Requirement:
Return all lines below containing the word "success".

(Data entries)
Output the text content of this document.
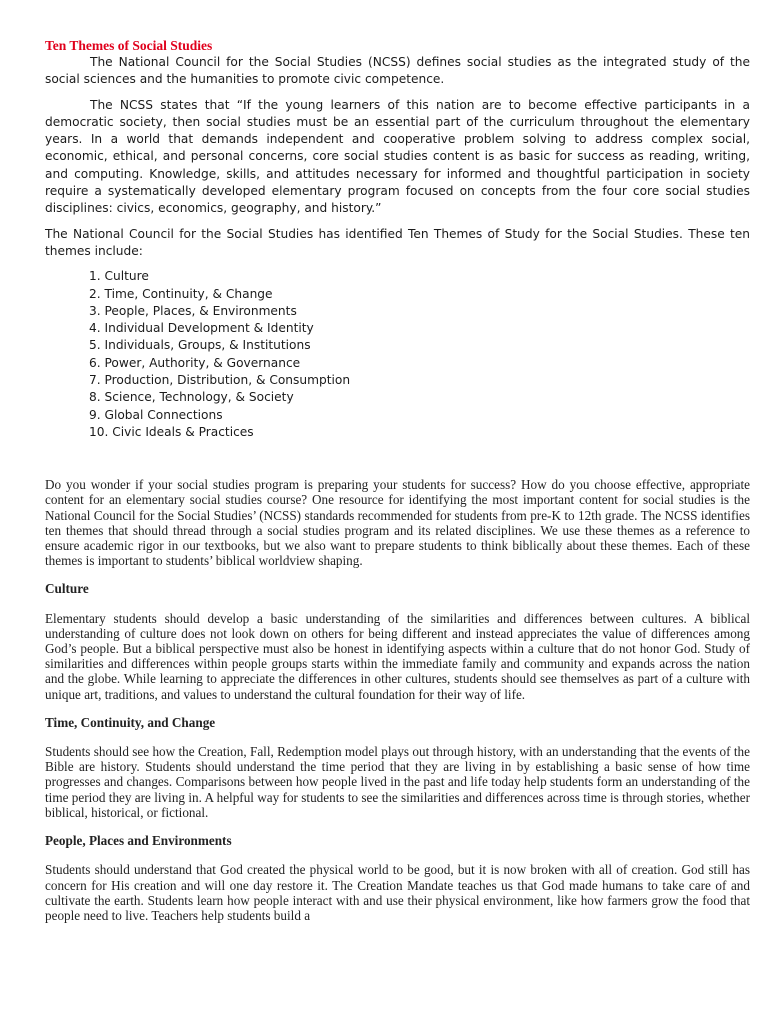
Ten Themes of Social Studies

The National Council for the Social Studies (NCSS) defines social studies as the integrated study of the social sciences and the humanities to promote civic competence.

The NCSS states that “If the young learners of this nation are to become effective participants in a democratic society, then social studies must be an essential part of the curriculum throughout the elementary years. In a world that demands independent and cooperative problem solving to address complex social, economic, ethical, and personal concerns, core social studies content is as basic for success as reading, writing, and computing. Knowledge, skills, and attitudes necessary for informed and thoughtful participation in society require a systematically developed elementary program focused on concepts from the four core social studies disciplines: civics, economics, geography, and history.”

The National Council for the Social Studies has identified Ten Themes of Study for the Social Studies. These ten themes include:

1. Culture
2. Time, Continuity, & Change
3. People, Places, & Environments
4. Individual Development & Identity
5. Individuals, Groups, & Institutions
6. Power, Authority, & Governance
7. Production, Distribution, & Consumption
8. Science, Technology, & Society
9. Global Connections
10. Civic Ideals & Practices

Do you wonder if your social studies program is preparing your students for success? How do you choose effective, appropriate content for an elementary social studies course? One resource for identifying the most important content for social studies is the National Council for the Social Studies’ (NCSS) standards recommended for students from pre-K to 12th grade. The NCSS identifies ten themes that should thread through a social studies program and its related disciplines. We use these themes as a reference to ensure academic rigor in our textbooks, but we also want to prepare students to think biblically about these themes. Each of these themes is important to students’ biblical worldview shaping.

Culture

Elementary students should develop a basic understanding of the similarities and differences between cultures. A biblical understanding of culture does not look down on others for being different and instead appreciates the value of differences among God’s people. But a biblical perspective must also be honest in identifying aspects within a culture that do not honor God. Study of similarities and differences within people groups starts within the immediate family and community and expands across the nation and the globe. While learning to appreciate the differences in other cultures, students should see themselves as part of a culture with unique art, traditions, and values to understand the cultural foundation for their way of life.

Time, Continuity, and Change

Students should see how the Creation, Fall, Redemption model plays out through history, with an understanding that the events of the Bible are history. Students should understand the time period that they are living in by establishing a basic sense of how time progresses and changes. Comparisons between how people lived in the past and life today help students form an understanding of the time period they are living in. A helpful way for students to see the similarities and differences across time is through stories, whether biblical, historical, or fictional.

People, Places and Environments

Students should understand that God created the physical world to be good, but it is now broken with all of creation. God still has concern for His creation and will one day restore it. The Creation Mandate teaches us that God made humans to take care of and cultivate the earth. Students learn how people interact with and use their physical environment, like how farmers grow the food that people need to live. Teachers help students build a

Task solution:
The NCSS states that “If the young learners of this nation are to become effective participants in a democratic society, then social studies must be an essential part of the curriculum throughout the elementary years. In a world that demands independent and cooperative problem solving to address complex social, economic, ethical, and personal concerns, core social studies content is as basic for success as reading, writing, and computing. Knowledge, skills, and attitudes necessary for informed and thoughtful participation in society require a systematically developed elementary program focused on concepts from the four core social studies disciplines: civics, economics, geography, and history.”
Do you wonder if your social studies program is preparing your students for success? How do you choose effective, appropriate content for an elementary social studies course? One resource for identifying the most important content for social studies is the National Council for the Social Studies’ (NCSS) standards recommended for students from pre-K to 12th grade. The NCSS identifies ten themes that should thread through a social studies program and its related disciplines. We use these themes as a reference to ensure academic rigor in our textbooks, but we also want to prepare students to think biblically about these themes. Each of these themes is important to students’ biblical worldview shaping.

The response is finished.